- _WHAT IS EXPECTED_: In the entries below, find every line with "Simplicable" and copy it.

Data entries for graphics
+++

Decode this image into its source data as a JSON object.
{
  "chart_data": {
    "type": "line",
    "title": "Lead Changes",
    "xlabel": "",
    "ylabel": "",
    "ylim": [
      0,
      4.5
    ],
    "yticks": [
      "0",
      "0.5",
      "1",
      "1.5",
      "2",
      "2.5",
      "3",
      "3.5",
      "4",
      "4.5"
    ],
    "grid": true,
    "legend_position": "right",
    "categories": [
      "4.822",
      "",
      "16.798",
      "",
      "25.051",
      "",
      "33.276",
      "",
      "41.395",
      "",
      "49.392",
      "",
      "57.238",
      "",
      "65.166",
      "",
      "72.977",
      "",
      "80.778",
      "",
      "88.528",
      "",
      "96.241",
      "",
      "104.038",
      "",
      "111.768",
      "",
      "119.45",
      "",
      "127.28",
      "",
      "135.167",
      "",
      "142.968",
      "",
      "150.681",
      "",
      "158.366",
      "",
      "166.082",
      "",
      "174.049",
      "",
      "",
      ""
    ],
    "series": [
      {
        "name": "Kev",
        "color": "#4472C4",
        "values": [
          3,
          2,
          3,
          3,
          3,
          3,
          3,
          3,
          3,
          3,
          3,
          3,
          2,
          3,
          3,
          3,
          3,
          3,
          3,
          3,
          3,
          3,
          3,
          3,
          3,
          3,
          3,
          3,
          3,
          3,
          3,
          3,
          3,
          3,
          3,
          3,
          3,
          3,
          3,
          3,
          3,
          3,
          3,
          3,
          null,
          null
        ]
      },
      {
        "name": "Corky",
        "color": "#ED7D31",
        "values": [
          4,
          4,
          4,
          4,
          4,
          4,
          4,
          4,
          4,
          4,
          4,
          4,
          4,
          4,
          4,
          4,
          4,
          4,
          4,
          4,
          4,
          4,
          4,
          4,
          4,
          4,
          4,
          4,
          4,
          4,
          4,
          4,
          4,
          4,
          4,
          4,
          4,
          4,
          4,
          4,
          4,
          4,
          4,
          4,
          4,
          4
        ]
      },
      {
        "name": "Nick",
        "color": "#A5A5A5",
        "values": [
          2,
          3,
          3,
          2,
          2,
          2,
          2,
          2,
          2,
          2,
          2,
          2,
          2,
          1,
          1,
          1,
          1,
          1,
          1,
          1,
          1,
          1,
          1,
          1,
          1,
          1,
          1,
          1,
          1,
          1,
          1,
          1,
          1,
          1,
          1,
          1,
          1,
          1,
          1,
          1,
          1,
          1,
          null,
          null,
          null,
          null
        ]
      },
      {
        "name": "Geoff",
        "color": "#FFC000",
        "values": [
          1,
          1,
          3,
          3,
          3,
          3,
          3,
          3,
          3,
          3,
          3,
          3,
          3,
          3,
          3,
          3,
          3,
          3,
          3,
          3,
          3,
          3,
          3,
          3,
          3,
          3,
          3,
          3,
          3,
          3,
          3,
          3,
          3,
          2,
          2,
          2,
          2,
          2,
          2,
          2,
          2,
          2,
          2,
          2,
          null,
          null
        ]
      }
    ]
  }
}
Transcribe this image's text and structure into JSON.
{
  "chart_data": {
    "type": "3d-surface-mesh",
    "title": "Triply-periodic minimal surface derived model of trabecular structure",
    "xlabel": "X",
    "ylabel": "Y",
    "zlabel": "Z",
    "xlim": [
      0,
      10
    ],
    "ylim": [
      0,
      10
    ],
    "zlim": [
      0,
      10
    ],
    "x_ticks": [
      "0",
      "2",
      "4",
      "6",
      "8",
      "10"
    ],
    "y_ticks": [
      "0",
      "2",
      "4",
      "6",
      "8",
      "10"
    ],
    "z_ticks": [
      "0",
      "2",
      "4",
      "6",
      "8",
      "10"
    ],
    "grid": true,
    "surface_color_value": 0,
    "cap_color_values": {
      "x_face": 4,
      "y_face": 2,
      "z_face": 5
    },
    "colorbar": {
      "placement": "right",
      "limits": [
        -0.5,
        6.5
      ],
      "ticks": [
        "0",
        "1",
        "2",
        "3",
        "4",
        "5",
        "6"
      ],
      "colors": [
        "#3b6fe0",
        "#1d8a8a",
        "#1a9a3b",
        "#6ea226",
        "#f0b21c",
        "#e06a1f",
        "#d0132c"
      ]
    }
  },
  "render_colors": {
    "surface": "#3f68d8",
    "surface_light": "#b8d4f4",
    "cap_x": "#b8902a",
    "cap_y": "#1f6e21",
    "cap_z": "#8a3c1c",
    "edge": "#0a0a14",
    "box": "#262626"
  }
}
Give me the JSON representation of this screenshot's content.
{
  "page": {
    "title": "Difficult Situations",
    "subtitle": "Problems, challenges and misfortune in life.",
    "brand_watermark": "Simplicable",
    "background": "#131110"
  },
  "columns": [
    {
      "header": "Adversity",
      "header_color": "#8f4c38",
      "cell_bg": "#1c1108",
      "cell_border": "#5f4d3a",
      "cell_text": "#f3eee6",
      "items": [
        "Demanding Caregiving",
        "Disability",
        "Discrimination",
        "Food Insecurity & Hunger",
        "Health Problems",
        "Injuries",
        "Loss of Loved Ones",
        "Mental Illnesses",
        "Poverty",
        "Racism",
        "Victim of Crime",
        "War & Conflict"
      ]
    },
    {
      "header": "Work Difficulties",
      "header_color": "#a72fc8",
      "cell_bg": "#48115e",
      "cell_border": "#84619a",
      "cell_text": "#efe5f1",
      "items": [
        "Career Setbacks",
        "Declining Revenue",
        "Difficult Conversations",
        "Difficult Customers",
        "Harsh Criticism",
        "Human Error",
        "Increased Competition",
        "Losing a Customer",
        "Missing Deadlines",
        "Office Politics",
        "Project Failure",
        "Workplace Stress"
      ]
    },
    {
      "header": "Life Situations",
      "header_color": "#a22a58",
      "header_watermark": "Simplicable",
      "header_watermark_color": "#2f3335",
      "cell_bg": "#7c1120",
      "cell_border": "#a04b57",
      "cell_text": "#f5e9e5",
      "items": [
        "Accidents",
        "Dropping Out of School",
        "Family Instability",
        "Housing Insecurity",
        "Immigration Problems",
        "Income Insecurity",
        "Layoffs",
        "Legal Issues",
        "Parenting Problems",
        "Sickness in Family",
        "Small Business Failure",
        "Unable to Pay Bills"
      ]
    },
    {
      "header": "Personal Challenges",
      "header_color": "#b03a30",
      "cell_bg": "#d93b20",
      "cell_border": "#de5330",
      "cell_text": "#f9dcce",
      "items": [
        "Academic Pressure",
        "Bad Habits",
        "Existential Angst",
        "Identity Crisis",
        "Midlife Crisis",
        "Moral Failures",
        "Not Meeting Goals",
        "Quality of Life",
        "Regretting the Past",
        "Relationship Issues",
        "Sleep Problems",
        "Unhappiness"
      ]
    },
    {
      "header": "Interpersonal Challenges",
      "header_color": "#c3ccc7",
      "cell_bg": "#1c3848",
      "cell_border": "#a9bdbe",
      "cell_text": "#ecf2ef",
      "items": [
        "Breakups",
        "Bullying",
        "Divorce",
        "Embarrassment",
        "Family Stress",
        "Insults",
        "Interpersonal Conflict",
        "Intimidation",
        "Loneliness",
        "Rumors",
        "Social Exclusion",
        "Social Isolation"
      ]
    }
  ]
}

+++

- _WRITTEN RESPONSE_:
    "brand_watermark": "Simplicable",
      "header_watermark": "Simplicable",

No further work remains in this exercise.